• **Task**:
Tally every line of the listing where the string "source" is found, and state the total alone.

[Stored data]
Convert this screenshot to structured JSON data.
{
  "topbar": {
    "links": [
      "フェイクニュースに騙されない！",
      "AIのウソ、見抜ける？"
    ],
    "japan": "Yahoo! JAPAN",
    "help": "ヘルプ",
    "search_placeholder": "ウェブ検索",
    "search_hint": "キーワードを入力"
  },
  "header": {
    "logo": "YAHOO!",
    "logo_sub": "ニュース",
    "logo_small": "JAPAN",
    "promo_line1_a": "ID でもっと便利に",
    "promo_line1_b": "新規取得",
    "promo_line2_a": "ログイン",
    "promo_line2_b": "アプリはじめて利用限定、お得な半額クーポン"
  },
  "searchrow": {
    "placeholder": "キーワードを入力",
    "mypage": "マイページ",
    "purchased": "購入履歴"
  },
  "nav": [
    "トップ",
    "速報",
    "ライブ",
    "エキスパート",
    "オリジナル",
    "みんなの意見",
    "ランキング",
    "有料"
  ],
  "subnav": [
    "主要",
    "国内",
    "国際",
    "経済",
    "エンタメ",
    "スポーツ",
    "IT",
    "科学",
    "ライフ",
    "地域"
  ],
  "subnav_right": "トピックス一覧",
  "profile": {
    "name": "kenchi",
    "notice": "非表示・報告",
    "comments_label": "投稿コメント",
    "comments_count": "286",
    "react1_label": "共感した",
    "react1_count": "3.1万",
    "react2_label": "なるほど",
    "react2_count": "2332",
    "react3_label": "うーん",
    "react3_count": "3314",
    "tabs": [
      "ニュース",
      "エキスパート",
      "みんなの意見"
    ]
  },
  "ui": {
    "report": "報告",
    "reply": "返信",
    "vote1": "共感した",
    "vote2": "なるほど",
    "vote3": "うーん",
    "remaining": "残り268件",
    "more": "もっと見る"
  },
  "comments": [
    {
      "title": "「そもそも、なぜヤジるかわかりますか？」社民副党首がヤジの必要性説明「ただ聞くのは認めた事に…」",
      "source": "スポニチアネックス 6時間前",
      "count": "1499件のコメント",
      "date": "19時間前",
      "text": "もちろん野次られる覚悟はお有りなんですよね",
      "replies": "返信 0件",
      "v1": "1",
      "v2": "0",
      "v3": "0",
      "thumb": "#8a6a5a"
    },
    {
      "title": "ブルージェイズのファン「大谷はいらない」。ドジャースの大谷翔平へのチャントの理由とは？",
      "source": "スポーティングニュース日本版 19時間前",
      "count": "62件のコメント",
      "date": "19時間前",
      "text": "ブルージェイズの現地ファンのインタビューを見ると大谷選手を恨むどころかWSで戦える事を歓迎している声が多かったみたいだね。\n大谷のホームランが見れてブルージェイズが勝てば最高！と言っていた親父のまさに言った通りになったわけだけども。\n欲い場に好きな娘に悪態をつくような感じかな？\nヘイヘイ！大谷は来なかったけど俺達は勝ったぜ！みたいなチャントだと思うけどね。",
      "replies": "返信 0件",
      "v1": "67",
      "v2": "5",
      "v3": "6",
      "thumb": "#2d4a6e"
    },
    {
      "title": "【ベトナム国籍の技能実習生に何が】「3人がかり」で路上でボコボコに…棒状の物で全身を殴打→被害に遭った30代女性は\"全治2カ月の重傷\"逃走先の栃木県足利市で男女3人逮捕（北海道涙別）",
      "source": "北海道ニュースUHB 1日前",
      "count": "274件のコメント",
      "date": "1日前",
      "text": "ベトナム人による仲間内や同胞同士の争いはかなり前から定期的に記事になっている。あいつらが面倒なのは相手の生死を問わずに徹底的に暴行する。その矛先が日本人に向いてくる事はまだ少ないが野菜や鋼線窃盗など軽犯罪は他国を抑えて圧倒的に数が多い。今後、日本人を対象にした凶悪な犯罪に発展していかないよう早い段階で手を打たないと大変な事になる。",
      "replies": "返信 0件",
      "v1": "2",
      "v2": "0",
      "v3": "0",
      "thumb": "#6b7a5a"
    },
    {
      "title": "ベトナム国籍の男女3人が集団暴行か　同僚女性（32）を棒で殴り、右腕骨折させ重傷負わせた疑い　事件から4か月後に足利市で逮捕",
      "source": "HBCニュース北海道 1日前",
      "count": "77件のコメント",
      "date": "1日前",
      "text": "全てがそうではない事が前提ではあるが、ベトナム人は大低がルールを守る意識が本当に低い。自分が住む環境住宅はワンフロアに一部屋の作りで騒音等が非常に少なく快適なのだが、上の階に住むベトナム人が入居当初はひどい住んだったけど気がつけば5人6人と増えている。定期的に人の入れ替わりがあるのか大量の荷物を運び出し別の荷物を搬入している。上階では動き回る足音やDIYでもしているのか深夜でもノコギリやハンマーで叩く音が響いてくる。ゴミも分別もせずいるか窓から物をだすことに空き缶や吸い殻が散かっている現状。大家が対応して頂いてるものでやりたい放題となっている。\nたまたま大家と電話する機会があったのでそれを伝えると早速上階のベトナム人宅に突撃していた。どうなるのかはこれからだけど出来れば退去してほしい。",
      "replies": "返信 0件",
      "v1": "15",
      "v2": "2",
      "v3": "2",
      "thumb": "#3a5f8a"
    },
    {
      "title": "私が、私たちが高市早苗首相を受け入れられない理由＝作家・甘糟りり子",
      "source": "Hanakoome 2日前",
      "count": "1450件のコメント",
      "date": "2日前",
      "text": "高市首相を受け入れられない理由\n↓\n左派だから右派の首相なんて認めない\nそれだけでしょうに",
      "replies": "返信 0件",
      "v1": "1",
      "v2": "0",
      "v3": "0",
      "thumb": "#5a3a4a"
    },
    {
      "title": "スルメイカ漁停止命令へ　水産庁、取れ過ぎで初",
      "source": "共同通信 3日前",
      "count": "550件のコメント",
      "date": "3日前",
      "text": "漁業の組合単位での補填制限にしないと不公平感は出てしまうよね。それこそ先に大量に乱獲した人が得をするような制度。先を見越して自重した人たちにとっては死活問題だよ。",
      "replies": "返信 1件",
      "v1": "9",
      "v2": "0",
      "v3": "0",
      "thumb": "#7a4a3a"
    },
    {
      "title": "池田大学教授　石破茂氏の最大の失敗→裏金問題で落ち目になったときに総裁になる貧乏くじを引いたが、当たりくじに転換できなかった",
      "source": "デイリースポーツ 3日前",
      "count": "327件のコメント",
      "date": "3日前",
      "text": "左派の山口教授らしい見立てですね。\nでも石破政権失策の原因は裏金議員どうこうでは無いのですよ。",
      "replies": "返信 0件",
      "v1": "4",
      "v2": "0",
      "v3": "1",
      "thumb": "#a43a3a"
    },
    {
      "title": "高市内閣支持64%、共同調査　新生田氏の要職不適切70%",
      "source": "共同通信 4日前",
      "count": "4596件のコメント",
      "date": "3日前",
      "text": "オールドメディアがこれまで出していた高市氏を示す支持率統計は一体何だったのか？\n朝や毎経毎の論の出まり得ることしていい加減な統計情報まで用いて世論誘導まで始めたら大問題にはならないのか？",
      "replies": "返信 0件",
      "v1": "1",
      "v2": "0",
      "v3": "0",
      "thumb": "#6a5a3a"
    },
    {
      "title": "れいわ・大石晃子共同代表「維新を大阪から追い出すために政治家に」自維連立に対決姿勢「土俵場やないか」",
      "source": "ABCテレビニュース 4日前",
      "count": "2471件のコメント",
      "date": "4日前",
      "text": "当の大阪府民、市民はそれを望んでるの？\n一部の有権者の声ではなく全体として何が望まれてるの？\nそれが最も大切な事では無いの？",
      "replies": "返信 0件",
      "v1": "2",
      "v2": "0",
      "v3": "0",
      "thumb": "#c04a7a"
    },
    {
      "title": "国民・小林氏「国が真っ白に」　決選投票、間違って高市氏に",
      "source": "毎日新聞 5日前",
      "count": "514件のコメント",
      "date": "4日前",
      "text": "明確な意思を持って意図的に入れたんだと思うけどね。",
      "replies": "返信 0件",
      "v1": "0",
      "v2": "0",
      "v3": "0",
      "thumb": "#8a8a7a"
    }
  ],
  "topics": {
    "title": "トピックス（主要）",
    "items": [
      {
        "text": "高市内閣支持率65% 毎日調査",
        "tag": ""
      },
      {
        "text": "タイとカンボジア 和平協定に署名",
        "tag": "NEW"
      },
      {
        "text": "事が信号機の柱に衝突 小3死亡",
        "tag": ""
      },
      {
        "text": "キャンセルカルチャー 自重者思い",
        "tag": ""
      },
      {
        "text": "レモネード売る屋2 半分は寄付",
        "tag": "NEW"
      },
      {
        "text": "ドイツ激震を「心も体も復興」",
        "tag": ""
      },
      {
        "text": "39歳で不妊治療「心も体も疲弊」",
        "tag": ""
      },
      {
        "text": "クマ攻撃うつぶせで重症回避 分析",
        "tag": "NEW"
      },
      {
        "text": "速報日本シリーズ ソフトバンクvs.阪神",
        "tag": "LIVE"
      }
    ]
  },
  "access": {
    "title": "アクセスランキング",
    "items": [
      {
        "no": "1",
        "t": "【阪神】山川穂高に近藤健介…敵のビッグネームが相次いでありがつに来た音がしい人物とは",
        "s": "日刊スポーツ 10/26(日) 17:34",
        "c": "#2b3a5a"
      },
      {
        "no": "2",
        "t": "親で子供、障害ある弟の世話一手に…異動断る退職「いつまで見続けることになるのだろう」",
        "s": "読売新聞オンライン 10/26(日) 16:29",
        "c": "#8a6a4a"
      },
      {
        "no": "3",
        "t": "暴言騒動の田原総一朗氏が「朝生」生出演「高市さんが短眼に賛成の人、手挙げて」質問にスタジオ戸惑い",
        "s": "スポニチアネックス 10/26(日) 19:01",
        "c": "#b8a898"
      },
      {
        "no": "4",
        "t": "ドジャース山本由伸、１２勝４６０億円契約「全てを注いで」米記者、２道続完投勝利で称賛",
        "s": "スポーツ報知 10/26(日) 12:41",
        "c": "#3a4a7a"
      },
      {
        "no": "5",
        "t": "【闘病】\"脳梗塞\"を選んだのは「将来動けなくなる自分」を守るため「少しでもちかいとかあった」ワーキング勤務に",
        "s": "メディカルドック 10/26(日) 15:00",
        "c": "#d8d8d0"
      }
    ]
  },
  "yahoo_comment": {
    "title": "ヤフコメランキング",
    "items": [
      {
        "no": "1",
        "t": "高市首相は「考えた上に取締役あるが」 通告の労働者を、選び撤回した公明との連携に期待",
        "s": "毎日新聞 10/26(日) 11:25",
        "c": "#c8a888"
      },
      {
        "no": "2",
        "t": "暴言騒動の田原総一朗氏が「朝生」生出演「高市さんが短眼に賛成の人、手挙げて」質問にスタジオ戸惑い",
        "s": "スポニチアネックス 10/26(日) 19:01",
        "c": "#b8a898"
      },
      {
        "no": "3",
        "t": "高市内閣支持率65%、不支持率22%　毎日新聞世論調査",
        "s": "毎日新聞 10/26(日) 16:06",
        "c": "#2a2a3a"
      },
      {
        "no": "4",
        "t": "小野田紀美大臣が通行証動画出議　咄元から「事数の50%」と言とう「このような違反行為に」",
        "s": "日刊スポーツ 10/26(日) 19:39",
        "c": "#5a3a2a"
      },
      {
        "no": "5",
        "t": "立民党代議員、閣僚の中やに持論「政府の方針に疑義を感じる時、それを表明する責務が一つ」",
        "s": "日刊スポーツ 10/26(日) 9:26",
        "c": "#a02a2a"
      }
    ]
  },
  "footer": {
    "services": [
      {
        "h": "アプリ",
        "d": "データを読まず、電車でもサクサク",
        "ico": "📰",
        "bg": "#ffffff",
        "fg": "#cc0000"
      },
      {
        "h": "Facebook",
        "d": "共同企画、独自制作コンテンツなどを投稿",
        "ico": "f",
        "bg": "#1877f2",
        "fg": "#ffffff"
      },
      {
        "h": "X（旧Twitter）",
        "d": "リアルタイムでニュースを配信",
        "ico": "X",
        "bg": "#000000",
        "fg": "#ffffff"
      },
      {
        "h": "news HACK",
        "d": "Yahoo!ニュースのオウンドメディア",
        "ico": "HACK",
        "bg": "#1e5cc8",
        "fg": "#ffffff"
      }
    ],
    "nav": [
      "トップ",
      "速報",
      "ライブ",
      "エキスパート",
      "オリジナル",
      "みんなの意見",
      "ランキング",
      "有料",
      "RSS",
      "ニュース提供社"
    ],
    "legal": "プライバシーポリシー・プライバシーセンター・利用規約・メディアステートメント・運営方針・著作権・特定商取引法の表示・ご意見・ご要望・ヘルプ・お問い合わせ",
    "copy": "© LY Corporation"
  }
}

--

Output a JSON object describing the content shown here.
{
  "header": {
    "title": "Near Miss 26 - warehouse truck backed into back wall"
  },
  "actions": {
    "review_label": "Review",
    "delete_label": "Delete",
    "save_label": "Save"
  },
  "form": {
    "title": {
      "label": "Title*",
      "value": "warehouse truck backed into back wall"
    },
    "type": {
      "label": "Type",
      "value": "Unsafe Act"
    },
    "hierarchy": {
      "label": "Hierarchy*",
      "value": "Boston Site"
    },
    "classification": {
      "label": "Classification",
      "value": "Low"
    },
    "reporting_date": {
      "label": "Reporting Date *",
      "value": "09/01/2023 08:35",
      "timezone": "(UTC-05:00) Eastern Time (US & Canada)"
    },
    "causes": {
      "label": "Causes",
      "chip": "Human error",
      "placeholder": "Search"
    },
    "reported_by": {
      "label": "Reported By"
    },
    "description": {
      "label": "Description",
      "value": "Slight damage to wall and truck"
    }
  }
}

• **Answer to this task**:
10